The data below needs to be returned exactly, line for line.

----- GIVEN INFORMATION

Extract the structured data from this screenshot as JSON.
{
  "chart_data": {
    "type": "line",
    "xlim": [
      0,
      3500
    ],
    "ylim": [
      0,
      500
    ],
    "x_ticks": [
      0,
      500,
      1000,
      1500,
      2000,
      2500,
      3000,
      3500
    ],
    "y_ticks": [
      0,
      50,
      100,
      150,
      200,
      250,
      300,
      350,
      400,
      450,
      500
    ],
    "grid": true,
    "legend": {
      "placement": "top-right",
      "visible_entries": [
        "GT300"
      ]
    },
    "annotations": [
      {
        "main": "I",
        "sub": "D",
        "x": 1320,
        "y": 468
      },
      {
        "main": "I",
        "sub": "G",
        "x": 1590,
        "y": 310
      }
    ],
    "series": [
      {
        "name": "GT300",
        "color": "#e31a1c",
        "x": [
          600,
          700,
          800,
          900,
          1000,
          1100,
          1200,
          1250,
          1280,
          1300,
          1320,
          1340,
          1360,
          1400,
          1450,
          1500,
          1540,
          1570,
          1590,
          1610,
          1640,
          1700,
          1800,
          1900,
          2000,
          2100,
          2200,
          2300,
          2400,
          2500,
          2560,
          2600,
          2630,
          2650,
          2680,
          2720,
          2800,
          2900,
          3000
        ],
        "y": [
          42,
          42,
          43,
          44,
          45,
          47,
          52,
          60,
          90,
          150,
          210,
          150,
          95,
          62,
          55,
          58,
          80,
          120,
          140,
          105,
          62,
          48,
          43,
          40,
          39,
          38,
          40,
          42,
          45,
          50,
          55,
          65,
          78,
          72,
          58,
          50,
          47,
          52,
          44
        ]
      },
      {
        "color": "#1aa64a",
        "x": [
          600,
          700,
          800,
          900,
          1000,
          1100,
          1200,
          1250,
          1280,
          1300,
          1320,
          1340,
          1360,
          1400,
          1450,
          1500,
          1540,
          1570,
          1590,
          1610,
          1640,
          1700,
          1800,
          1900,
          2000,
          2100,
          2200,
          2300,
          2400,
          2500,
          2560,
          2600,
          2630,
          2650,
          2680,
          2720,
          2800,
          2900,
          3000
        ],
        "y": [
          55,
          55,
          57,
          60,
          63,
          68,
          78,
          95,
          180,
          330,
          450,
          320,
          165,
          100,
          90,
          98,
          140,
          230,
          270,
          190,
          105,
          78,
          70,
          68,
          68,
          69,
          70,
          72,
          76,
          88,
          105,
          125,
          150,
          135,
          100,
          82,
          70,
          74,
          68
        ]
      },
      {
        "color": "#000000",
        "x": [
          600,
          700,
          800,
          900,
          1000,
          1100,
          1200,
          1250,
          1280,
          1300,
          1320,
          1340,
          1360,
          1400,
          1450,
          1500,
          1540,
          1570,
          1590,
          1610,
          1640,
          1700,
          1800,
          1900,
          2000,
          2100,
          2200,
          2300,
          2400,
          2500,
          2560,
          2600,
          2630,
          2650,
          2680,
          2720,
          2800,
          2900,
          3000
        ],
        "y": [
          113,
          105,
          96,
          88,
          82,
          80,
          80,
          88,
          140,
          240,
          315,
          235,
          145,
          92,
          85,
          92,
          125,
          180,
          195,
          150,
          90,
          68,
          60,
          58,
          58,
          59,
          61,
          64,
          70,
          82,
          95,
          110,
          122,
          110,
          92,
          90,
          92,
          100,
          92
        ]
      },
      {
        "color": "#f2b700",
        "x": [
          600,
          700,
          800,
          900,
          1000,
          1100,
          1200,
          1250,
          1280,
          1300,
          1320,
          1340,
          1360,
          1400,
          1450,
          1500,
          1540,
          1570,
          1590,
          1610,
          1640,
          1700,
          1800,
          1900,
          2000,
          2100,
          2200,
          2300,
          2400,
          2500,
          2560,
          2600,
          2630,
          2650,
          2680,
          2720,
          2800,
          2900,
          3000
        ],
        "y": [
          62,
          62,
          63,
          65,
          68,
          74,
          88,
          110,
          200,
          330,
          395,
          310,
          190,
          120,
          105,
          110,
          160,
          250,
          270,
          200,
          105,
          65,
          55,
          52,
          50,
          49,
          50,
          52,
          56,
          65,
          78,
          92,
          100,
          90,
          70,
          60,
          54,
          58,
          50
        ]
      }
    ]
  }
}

----------

- EXERCISE OUTPUT:
Extract the structured data from this screenshot as JSON.
{
  "chart_data": {
    "type": "line",
    "xlim": [
      0,
      3500
    ],
    "ylim": [
      0,
      500
    ],
    "x_ticks": [
      0,
      500,
      1000,
      1500,
      2000,
      2500,
      3000,
      3500
    ],
    "y_ticks": [
      0,
      50,
      100,
      150,
      200,
      250,
      300,
      350,
      400,
      450,
      500
    ],
    "grid": true,
    "legend": {
      "placement": "top-right",
      "visible_entries": [
        "GT300"
      ]
    },
    "annotations": [
      {
        "main": "I",
        "sub": "D",
        "x": 1320,
        "y": 468
      },
      {
        "main": "I",
        "sub": "G",
        "x": 1590,
        "y": 310
      }
    ],
    "series": [
      {
        "name": "GT300",
        "color": "#e31a1c",
        "x": [
          600,
          700,
          800,
          900,
          1000,
          1100,
          1200,
          1250,
          1280,
          1300,
          1320,
          1340,
          1360,
          1400,
          1450,
          1500,
          1540,
          1570,
          1590,
          1610,
          1640,
          1700,
          1800,
          1900,
          2000,
          2100,
          2200,
          2300,
          2400,
          2500,
          2560,
          2600,
          2630,
          2650,
          2680,
          2720,
          2800,
          2900,
          3000
        ],
        "y": [
          42,
          42,
          43,
          44,
          45,
          47,
          52,
          60,
          90,
          150,
          210,
          150,
          95,
          62,
          55,
          58,
          80,
          120,
          140,
          105,
          62,
          48,
          43,
          40,
          39,
          38,
          40,
          42,
          45,
          50,
          55,
          65,
          78,
          72,
          58,
          50,
          47,
          52,
          44
        ]
      },
      {
        "color": "#1aa64a",
        "x": [
          600,
          700,
          800,
          900,
          1000,
          1100,
          1200,
          1250,
          1280,
          1300,
          1320,
          1340,
          1360,
          1400,
          1450,
          1500,
          1540,
          1570,
          1590,
          1610,
          1640,
          1700,
          1800,
          1900,
          2000,
          2100,
          2200,
          2300,
          2400,
          2500,
          2560,
          2600,
          2630,
          2650,
          2680,
          2720,
          2800,
          2900,
          3000
        ],
        "y": [
          55,
          55,
          57,
          60,
          63,
          68,
          78,
          95,
          180,
          330,
          450,
          320,
          165,
          100,
          90,
          98,
          140,
          230,
          270,
          190,
          105,
          78,
          70,
          68,
          68,
          69,
          70,
          72,
          76,
          88,
          105,
          125,
          150,
          135,
          100,
          82,
          70,
          74,
          68
        ]
      },
      {
        "color": "#000000",
        "x": [
          600,
          700,
          800,
          900,
          1000,
          1100,
          1200,
          1250,
          1280,
          1300,
          1320,
          1340,
          1360,
          1400,
          1450,
          1500,
          1540,
          1570,
          1590,
          1610,
          1640,
          1700,
          1800,
          1900,
          2000,
          2100,
          2200,
          2300,
          2400,
          2500,
          2560,
          2600,
          2630,
          2650,
          2680,
          2720,
          2800,
          2900,
          3000
        ],
        "y": [
          113,
          105,
          96,
          88,
          82,
          80,
          80,
          88,
          140,
          240,
          315,
          235,
          145,
          92,
          85,
          92,
          125,
          180,
          195,
          150,
          90,
          68,
          60,
          58,
          58,
          59,
          61,
          64,
          70,
          82,
          95,
          110,
          122,
          110,
          92,
          90,
          92,
          100,
          92
        ]
      },
      {
        "color": "#f2b700",
        "x": [
          600,
          700,
          800,
          900,
          1000,
          1100,
          1200,
          1250,
          1280,
          1300,
          1320,
          1340,
          1360,
          1400,
          1450,
          1500,
          1540,
          1570,
          1590,
          1610,
          1640,
          1700,
          1800,
          1900,
          2000,
          2100,
          2200,
          2300,
          2400,
          2500,
          2560,
          2600,
          2630,
          2650,
          2680,
          2720,
          2800,
          2900,
          3000
        ],
        "y": [
          62,
          62,
          63,
          65,
          68,
          74,
          88,
          110,
          200,
          330,
          395,
          310,
          190,
          120,
          105,
          110,
          160,
          250,
          270,
          200,
          105,
          65,
          55,
          52,
          50,
          49,
          50,
          52,
          56,
          65,
          78,
          92,
          100,
          90,
          70,
          60,
          54,
          58,
          50
        ]
      }
    ]
  }
}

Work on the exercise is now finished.